## RECORD EXCERPTS

BEGIN

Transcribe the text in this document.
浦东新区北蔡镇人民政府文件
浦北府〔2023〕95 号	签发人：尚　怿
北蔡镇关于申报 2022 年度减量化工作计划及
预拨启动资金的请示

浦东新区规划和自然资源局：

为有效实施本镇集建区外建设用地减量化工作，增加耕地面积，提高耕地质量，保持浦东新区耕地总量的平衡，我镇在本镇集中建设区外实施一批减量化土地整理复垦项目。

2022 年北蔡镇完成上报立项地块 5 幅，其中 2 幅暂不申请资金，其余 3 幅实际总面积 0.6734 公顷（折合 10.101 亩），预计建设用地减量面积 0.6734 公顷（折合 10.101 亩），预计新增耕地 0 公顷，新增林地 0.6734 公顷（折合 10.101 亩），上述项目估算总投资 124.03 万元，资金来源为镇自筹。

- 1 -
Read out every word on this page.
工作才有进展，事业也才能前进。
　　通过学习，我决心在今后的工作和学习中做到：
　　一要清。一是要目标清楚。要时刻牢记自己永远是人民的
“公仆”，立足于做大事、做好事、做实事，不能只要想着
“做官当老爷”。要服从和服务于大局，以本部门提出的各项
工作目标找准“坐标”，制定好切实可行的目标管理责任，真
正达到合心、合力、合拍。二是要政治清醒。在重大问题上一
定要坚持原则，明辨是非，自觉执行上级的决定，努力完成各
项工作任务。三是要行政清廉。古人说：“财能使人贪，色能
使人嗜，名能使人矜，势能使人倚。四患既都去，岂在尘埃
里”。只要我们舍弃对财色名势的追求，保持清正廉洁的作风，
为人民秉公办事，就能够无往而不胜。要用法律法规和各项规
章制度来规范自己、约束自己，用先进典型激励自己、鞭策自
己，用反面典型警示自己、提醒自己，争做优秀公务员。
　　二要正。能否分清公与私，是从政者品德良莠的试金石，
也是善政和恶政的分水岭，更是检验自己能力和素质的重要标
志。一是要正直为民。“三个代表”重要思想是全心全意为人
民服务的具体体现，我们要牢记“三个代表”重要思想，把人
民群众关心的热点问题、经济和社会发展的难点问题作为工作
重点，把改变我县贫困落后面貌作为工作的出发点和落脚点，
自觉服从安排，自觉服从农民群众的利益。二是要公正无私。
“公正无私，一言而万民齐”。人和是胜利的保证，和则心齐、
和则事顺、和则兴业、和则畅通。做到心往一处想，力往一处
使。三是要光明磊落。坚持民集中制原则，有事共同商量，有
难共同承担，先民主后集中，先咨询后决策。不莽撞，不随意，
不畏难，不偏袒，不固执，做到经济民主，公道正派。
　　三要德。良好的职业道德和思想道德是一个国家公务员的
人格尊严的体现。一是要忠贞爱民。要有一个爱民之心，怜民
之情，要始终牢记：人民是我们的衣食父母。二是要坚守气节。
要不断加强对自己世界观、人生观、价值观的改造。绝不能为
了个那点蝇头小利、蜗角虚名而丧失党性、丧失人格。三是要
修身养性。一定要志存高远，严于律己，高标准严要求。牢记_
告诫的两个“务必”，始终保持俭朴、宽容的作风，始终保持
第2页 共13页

END

## EXERCISE DETAILS
Where a line above includes "三个代表", copy that line.

## WRITTEN RESPONSE
志。一是要正直为民。“三个代表”重要思想是全心全意为人
民服务的具体体现，我们要牢记“三个代表”重要思想，把人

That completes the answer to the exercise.